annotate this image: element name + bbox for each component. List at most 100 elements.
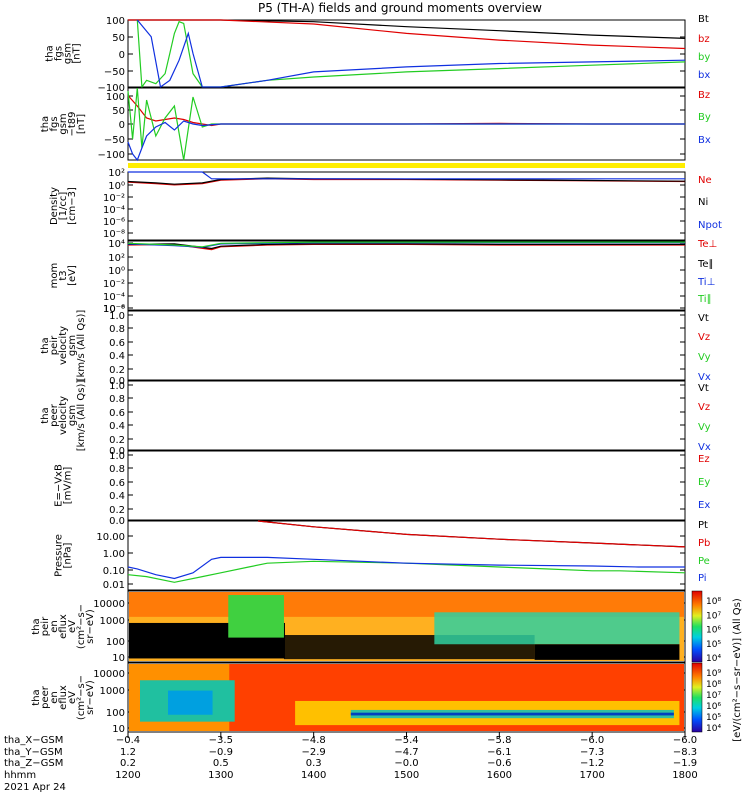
x-row-label: tha_Y−GSM	[4, 747, 63, 758]
x-row-label: tha_X−GSM	[4, 735, 63, 746]
bottom-axis-group: tha_X−GSM −0.4 −3.5 −4.8 −5.4 −5.8 −6.0 −6.0 tha…	[4, 732, 698, 793]
colorbar-tick: 10⁷	[706, 611, 721, 621]
legend-Pe: Pe	[698, 556, 710, 567]
x-row-value: 1.2	[120, 747, 136, 758]
y-tick-label: 10000	[93, 599, 125, 610]
panel-frame	[127, 520, 686, 591]
panel-frame	[127, 19, 686, 88]
y-tick-label: 100	[106, 708, 125, 719]
y-axis-label: eV	[67, 691, 78, 704]
y-axis-label: velocity	[58, 396, 69, 435]
x-row-value: −0.9	[209, 747, 233, 758]
legend-Npot: Npot	[698, 220, 722, 231]
y-tick-label: 10⁻⁶	[103, 217, 125, 228]
y-tick-label: 10	[112, 653, 125, 664]
y-tick-label: 0.10	[103, 566, 125, 577]
x-row-value: −6.1	[487, 747, 511, 758]
y-axis-label: t3	[58, 270, 69, 280]
y-tick-label: 0.2	[109, 365, 125, 376]
y-axis-label: peir	[40, 616, 51, 636]
panel-frame	[127, 450, 686, 521]
series-Bz	[127, 95, 685, 127]
y-tick-label: 0.4	[109, 491, 125, 502]
x-row-value: −6.0	[673, 735, 697, 746]
y-tick-label: 10⁻⁴	[103, 205, 125, 216]
legend-Bt: Bt	[698, 14, 709, 25]
plot-title: P5 (TH-A) fields and ground moments over…	[258, 1, 542, 15]
y-axis-label: [nPa]	[63, 542, 74, 568]
x-row-value: −1.9	[673, 758, 697, 769]
legend-by: by	[698, 52, 710, 63]
colorbar-tick: 10⁵	[706, 713, 721, 723]
y-axis-label: peer	[49, 403, 60, 427]
y-axis-label: [nT]	[72, 43, 83, 63]
legend-Bz: Bz	[698, 90, 710, 101]
legend-Pb: Pb	[698, 538, 710, 549]
y-tick-label: 100	[106, 637, 125, 648]
y-tick-label: 0.0	[109, 376, 125, 387]
y-tick-label: 10⁴	[108, 239, 125, 250]
colorbar-tick: 10⁶	[706, 702, 721, 712]
series-Pt	[257, 520, 686, 548]
x-row-value: −3.5	[209, 735, 233, 746]
y-axis-label: [nT]	[76, 114, 87, 134]
series-Bx	[127, 120, 685, 162]
y-tick-label: 10000	[93, 669, 125, 680]
panel-frame	[127, 380, 686, 451]
y-axis-label: tha	[40, 337, 51, 353]
y-axis-label: tha	[31, 618, 42, 634]
y-axis-label: gsm	[67, 405, 78, 426]
y-axis-label: Pressure	[54, 534, 65, 577]
x-row-value: 1500	[394, 770, 419, 781]
legend-Vy: Vy	[698, 352, 711, 363]
heatmap-cyan	[434, 612, 680, 645]
colorbar-tick: 10⁴	[706, 654, 721, 664]
y-tick-label: 10⁻⁶	[103, 304, 125, 315]
y-tick-label: 10⁰	[108, 181, 125, 192]
y-axis-label: [km/s (All Qs)]	[76, 310, 87, 382]
y-axis-label: gsm	[58, 113, 69, 134]
colorbar-tick: 10⁸	[706, 680, 721, 690]
colorbar-tick: 10⁸	[706, 597, 721, 607]
y-tick-label: 10⁰	[108, 266, 125, 277]
y-tick-label: 10⁻⁴	[103, 292, 125, 303]
y-axis-label: fgs	[49, 116, 60, 131]
y-axis-label: eflux	[58, 685, 69, 710]
legend-Vz: Vz	[698, 402, 710, 413]
legend-Ex: Ex	[698, 500, 710, 511]
x-row-label: hhmm	[4, 770, 36, 781]
y-tick-label: 10²	[108, 253, 125, 264]
legend-Ni: Ni	[698, 197, 708, 208]
y-axis-label: eV	[67, 620, 78, 633]
y-tick-label: 0.2	[109, 435, 125, 446]
colorbar-tick: 10⁷	[706, 691, 721, 701]
panel-frame	[127, 171, 686, 241]
legend-Pt: Pt	[698, 520, 708, 531]
y-axis-label: eflux	[58, 614, 69, 639]
y-tick-label: 100	[106, 92, 125, 103]
y-tick-label: 10	[112, 724, 125, 735]
series-Bt	[128, 19, 686, 39]
y-tick-label: 0.0	[109, 446, 125, 457]
colorbar-tick: 10⁴	[706, 724, 721, 734]
y-axis-label: peir	[49, 335, 60, 355]
y-tick-label: 0.2	[109, 505, 125, 516]
x-row-value: 0.2	[120, 758, 136, 769]
legend-Ey: Ey	[698, 477, 710, 488]
series-Pi	[127, 556, 685, 580]
legend-Vt: Vt	[698, 383, 709, 394]
y-tick-label: 10²	[108, 168, 125, 179]
legend-Vt: Vt	[698, 313, 709, 324]
y-tick-label: 0.8	[109, 464, 125, 475]
y-tick-label: 0	[119, 50, 125, 61]
series-bz	[128, 19, 686, 50]
colorbar-tick: 10⁶	[706, 626, 721, 636]
x-row-value: 1300	[208, 770, 233, 781]
heatmap-green	[228, 595, 284, 638]
y-tick-label: 0.6	[109, 338, 125, 349]
y-tick-label: 10⁻⁸	[103, 304, 125, 315]
y-tick-label: 1000	[100, 686, 125, 697]
panel-frame	[127, 240, 686, 311]
colorbar-tick: 10⁹	[706, 669, 721, 679]
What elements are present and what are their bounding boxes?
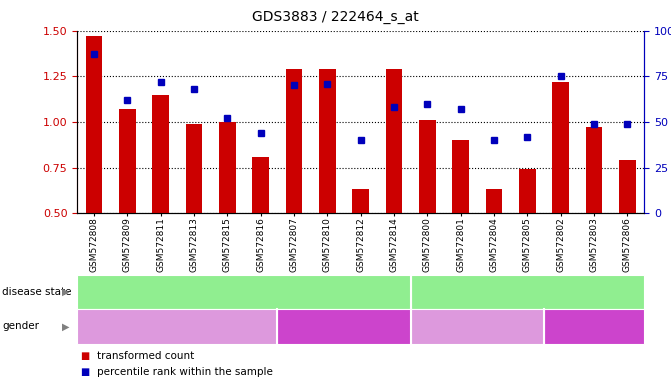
Bar: [619, 160, 636, 213]
Bar: [152, 94, 169, 213]
Text: ■: ■: [81, 351, 90, 361]
Text: female: female: [325, 321, 363, 331]
Bar: [119, 109, 136, 213]
Bar: [452, 140, 469, 213]
Bar: [219, 122, 236, 213]
Text: GDS3883 / 222464_s_at: GDS3883 / 222464_s_at: [252, 10, 419, 23]
Text: female: female: [575, 321, 613, 331]
Bar: [252, 157, 269, 213]
Bar: [286, 69, 303, 213]
Bar: [186, 124, 202, 213]
Bar: [586, 127, 603, 213]
Text: ■: ■: [81, 367, 90, 377]
Bar: [519, 169, 535, 213]
Text: transformed count: transformed count: [97, 351, 195, 361]
Text: type 2 diabetes: type 2 diabetes: [201, 287, 287, 297]
Text: male: male: [464, 321, 491, 331]
Bar: [85, 36, 102, 213]
Text: male: male: [163, 321, 191, 331]
Bar: [352, 189, 369, 213]
Text: gender: gender: [2, 321, 39, 331]
Text: ▶: ▶: [62, 287, 70, 297]
Bar: [319, 69, 336, 213]
Text: disease state: disease state: [2, 287, 72, 297]
Bar: [386, 69, 403, 213]
Bar: [419, 120, 435, 213]
Text: ▶: ▶: [62, 321, 70, 331]
Bar: [486, 189, 503, 213]
Bar: [552, 82, 569, 213]
Text: percentile rank within the sample: percentile rank within the sample: [97, 367, 273, 377]
Text: normal glucose tolerance: normal glucose tolerance: [456, 287, 599, 297]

> [WRITTEN EXERCISE]
Can you switch every "panel-frame" in all the rows above to "plot-panel", keeping everything else unchanged and leaving the pictures out?

> [RESULT BELOW]
annotate this image: element name + bbox for each component. List at most 100 elements.
x-row-label: tha_Y−GSM	[4, 747, 63, 758]
x-row-label: tha_X−GSM	[4, 735, 63, 746]
bottom-axis-group: tha_X−GSM −0.4 −3.5 −4.8 −5.4 −5.8 −6.0 −6.0 tha…	[4, 732, 698, 793]
colorbar-tick: 10⁷	[706, 611, 721, 621]
legend-Pe: Pe	[698, 556, 710, 567]
x-row-value: 1.2	[120, 747, 136, 758]
y-tick-label: 10000	[93, 599, 125, 610]
plot-panel	[127, 520, 686, 591]
plot-panel	[127, 19, 686, 88]
y-tick-label: 100	[106, 708, 125, 719]
y-axis-label: eV	[67, 691, 78, 704]
y-axis-label: velocity	[58, 396, 69, 435]
x-row-value: −0.9	[209, 747, 233, 758]
legend-Npot: Npot	[698, 220, 722, 231]
y-tick-label: 10⁻⁶	[103, 217, 125, 228]
y-tick-label: 10	[112, 653, 125, 664]
y-tick-label: 0.10	[103, 566, 125, 577]
x-row-value: −6.1	[487, 747, 511, 758]
y-axis-label: t3	[58, 270, 69, 280]
y-tick-label: 0.2	[109, 365, 125, 376]
y-axis-label: peir	[40, 616, 51, 636]
plot-panel	[127, 450, 686, 521]
series-Bz	[127, 95, 685, 127]
y-tick-label: 0.4	[109, 491, 125, 502]
x-row-value: −6.0	[673, 735, 697, 746]
y-tick-label: 10⁻⁴	[103, 205, 125, 216]
legend-Bt: Bt	[698, 14, 709, 25]
plot-title: P5 (TH-A) fields and ground moments over…	[258, 1, 542, 15]
y-axis-label: [nPa]	[63, 542, 74, 568]
x-row-value: −1.9	[673, 758, 697, 769]
legend-by: by	[698, 52, 710, 63]
colorbar-tick: 10⁵	[706, 713, 721, 723]
y-axis-label: peer	[49, 403, 60, 427]
y-axis-label: [nT]	[72, 43, 83, 63]
legend-Bz: Bz	[698, 90, 710, 101]
legend-Pb: Pb	[698, 538, 710, 549]
y-tick-label: 100	[106, 637, 125, 648]
y-tick-label: 0.0	[109, 376, 125, 387]
y-tick-label: 10⁴	[108, 239, 125, 250]
colorbar-tick: 10⁶	[706, 702, 721, 712]
series-Pt	[257, 520, 686, 548]
x-row-value: −3.5	[209, 735, 233, 746]
y-axis-label: [nT]	[76, 114, 87, 134]
series-Bx	[127, 120, 685, 162]
y-tick-label: 10000	[93, 669, 125, 680]
plot-panel	[127, 380, 686, 451]
y-axis-label: tha	[40, 337, 51, 353]
y-axis-label: tha	[31, 618, 42, 634]
y-axis-label: gsm	[67, 405, 78, 426]
y-axis-label: Pressure	[54, 534, 65, 577]
x-row-value: 1500	[394, 770, 419, 781]
legend-Vy: Vy	[698, 352, 711, 363]
heatmap-cyan	[434, 612, 680, 645]
colorbar-tick: 10⁴	[706, 654, 721, 664]
y-tick-label: 10⁻⁶	[103, 304, 125, 315]
y-tick-label: 10⁰	[108, 181, 125, 192]
y-axis-label: [km/s (All Qs)]	[76, 310, 87, 382]
y-axis-label: gsm	[58, 113, 69, 134]
colorbar-tick: 10⁸	[706, 680, 721, 690]
colorbar-tick: 10⁸	[706, 597, 721, 607]
y-tick-label: 10⁰	[108, 266, 125, 277]
y-tick-label: 10⁻⁴	[103, 292, 125, 303]
y-axis-label: fgs	[49, 116, 60, 131]
y-axis-label: eflux	[58, 685, 69, 710]
legend-Vz: Vz	[698, 402, 710, 413]
legend-Ex: Ex	[698, 500, 710, 511]
x-row-label: hhmm	[4, 770, 36, 781]
y-tick-label: 10²	[108, 253, 125, 264]
legend-Ni: Ni	[698, 197, 708, 208]
y-axis-label: eV	[67, 620, 78, 633]
y-tick-label: 0.2	[109, 435, 125, 446]
colorbar-tick: 10⁷	[706, 691, 721, 701]
plot-panel	[127, 171, 686, 241]
legend-Pt: Pt	[698, 520, 708, 531]
y-axis-label: eflux	[58, 614, 69, 639]
y-tick-label: 100	[106, 92, 125, 103]
y-tick-label: 10	[112, 724, 125, 735]
series-Bt	[128, 19, 686, 39]
y-tick-label: 0.0	[109, 446, 125, 457]
colorbar-tick: 10⁴	[706, 724, 721, 734]
y-axis-label: peir	[49, 335, 60, 355]
y-tick-label: 0.2	[109, 505, 125, 516]
x-row-value: 0.2	[120, 758, 136, 769]
legend-Ey: Ey	[698, 477, 710, 488]
series-Pi	[127, 556, 685, 580]
legend-Vt: Vt	[698, 383, 709, 394]
y-tick-label: 10²	[108, 168, 125, 179]
legend-Vt: Vt	[698, 313, 709, 324]
y-tick-label: 0.8	[109, 464, 125, 475]
y-tick-label: 0	[119, 50, 125, 61]
series-bz	[128, 19, 686, 50]
colorbar-tick: 10⁶	[706, 626, 721, 636]
x-row-value: 1300	[208, 770, 233, 781]
heatmap-green	[228, 595, 284, 638]
y-tick-label: 0.6	[109, 338, 125, 349]
y-tick-label: 10⁻⁸	[103, 304, 125, 315]
y-tick-label: 1000	[100, 686, 125, 697]
plot-panel	[127, 240, 686, 311]
colorbar-tick: 10⁹	[706, 669, 721, 679]
What elements are present and what are their bounding boxes?
Bar: [619, 160, 636, 213]
Bar: [152, 94, 169, 213]
Text: ■: ■: [81, 351, 90, 361]
Text: female: female: [325, 321, 363, 331]
Bar: [119, 109, 136, 213]
Bar: [452, 140, 469, 213]
Bar: [219, 122, 236, 213]
Text: GDS3883 / 222464_s_at: GDS3883 / 222464_s_at: [252, 10, 419, 23]
Text: female: female: [575, 321, 613, 331]
Bar: [252, 157, 269, 213]
Bar: [286, 69, 303, 213]
Bar: [186, 124, 202, 213]
Bar: [586, 127, 603, 213]
Text: ■: ■: [81, 367, 90, 377]
Bar: [519, 169, 535, 213]
Text: transformed count: transformed count: [97, 351, 195, 361]
Text: type 2 diabetes: type 2 diabetes: [201, 287, 287, 297]
Text: male: male: [464, 321, 491, 331]
Bar: [85, 36, 102, 213]
Text: male: male: [163, 321, 191, 331]
Bar: [352, 189, 369, 213]
Text: gender: gender: [2, 321, 39, 331]
Text: ▶: ▶: [62, 287, 70, 297]
Bar: [319, 69, 336, 213]
Text: disease state: disease state: [2, 287, 72, 297]
Bar: [386, 69, 403, 213]
Bar: [419, 120, 435, 213]
Text: ▶: ▶: [62, 321, 70, 331]
Bar: [486, 189, 503, 213]
Bar: [552, 82, 569, 213]
Text: percentile rank within the sample: percentile rank within the sample: [97, 367, 273, 377]
Text: normal glucose tolerance: normal glucose tolerance: [456, 287, 599, 297]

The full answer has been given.